start Supplied records

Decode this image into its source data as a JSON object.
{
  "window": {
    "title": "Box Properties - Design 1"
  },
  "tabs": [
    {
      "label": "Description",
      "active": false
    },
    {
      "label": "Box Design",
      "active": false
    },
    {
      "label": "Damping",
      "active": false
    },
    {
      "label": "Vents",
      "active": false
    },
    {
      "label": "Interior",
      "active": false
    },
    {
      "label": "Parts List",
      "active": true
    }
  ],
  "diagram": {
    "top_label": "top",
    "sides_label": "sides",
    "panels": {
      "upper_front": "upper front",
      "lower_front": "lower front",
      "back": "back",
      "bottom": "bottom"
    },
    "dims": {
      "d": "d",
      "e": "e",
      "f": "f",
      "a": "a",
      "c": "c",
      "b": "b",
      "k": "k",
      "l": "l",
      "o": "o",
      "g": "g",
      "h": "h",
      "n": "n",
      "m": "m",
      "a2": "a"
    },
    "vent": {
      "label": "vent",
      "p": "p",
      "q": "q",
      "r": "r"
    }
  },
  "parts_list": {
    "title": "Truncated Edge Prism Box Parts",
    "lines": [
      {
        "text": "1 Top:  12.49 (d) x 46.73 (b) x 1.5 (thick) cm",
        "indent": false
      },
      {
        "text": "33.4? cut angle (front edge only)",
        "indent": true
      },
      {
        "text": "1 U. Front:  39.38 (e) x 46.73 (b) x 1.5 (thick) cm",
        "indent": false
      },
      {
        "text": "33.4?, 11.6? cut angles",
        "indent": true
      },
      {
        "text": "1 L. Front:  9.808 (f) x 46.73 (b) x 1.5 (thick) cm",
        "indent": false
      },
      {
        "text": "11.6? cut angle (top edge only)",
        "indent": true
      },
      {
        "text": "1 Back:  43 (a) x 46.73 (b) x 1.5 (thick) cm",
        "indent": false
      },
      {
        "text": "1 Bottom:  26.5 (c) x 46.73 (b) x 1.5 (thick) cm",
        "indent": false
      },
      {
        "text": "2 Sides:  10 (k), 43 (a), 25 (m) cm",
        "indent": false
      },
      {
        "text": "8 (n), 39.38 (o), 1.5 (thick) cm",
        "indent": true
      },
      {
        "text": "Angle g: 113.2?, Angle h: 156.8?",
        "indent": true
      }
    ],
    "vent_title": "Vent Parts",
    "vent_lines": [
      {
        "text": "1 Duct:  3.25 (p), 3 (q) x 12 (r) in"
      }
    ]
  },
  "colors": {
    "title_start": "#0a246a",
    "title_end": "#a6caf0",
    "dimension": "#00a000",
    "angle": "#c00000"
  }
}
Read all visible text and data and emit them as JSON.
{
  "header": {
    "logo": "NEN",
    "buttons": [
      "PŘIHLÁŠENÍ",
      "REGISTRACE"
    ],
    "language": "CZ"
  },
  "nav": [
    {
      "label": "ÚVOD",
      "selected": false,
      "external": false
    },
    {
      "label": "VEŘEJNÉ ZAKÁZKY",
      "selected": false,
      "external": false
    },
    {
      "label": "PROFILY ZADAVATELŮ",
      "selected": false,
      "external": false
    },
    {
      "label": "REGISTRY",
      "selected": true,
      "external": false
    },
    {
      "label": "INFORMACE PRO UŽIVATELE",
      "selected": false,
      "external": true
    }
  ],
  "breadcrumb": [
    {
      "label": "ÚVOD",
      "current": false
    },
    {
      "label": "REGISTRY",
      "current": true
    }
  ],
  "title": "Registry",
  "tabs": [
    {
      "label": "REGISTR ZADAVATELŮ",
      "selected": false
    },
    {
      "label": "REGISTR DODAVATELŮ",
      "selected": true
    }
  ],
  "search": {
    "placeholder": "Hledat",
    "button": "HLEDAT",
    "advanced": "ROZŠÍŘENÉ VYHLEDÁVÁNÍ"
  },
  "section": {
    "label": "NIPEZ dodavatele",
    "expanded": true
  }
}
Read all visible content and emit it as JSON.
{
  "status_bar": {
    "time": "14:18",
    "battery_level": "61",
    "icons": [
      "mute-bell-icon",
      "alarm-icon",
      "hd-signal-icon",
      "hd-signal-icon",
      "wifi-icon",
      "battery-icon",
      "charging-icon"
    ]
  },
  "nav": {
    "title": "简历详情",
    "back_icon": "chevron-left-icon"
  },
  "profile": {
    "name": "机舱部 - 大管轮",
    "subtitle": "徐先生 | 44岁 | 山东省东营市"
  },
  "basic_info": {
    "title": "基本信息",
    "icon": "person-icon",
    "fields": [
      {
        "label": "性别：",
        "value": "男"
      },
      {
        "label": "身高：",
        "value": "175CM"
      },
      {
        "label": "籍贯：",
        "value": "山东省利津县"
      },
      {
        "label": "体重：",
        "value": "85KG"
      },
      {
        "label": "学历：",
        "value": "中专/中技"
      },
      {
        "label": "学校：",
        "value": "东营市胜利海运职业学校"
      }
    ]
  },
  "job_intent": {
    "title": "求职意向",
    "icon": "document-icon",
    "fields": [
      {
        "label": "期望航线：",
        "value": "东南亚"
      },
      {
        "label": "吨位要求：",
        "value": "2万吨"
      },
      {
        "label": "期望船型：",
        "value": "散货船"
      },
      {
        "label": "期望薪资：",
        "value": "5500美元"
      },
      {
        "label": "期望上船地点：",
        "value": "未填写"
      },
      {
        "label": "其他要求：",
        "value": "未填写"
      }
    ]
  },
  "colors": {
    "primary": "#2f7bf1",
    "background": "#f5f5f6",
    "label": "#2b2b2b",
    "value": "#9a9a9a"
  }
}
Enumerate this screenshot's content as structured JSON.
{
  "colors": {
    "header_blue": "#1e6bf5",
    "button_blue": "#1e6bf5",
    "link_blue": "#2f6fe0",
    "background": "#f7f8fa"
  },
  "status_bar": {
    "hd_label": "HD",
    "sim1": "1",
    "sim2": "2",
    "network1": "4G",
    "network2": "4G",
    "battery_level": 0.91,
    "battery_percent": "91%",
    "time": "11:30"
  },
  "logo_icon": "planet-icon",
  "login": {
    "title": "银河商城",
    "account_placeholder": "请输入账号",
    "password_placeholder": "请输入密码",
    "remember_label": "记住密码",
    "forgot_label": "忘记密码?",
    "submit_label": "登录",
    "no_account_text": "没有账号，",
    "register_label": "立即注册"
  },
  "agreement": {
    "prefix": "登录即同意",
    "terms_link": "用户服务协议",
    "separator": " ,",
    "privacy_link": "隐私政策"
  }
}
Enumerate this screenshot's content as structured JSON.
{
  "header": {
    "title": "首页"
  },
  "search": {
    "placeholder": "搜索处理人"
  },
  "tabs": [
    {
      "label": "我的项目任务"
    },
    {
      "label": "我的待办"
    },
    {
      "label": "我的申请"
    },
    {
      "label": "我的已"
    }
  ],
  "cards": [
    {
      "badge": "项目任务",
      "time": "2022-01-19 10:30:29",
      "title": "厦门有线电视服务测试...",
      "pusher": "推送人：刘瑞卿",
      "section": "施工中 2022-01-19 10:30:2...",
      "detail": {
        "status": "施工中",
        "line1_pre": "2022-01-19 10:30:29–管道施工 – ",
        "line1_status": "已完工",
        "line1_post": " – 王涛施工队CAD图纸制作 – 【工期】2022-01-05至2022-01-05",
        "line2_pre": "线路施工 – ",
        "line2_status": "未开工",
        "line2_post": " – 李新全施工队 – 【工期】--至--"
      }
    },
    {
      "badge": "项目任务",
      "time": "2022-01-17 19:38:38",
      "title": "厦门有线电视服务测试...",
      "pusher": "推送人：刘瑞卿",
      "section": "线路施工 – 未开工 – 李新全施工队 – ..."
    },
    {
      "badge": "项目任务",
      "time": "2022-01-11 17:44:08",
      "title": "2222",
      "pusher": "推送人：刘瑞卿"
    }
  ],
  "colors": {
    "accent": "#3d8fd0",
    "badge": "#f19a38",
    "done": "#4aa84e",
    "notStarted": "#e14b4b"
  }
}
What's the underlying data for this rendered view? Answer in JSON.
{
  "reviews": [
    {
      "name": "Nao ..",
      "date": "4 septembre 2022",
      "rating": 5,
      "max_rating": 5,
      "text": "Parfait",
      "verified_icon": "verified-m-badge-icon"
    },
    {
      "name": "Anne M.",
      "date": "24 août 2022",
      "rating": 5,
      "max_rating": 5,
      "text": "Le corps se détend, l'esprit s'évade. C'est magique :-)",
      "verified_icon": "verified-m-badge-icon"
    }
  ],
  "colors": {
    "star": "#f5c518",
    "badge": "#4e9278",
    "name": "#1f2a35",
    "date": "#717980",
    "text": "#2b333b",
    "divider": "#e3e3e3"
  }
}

end Supplied records

Written instruction - Pick out the lines above containing the word "this", then copy them.

Solved exercise -
Decode this image into its source data as a JSON object.
Enumerate this screenshot's content as structured JSON.
Enumerate this screenshot's content as structured JSON.
What's the underlying data for this rendered view? Answer in JSON.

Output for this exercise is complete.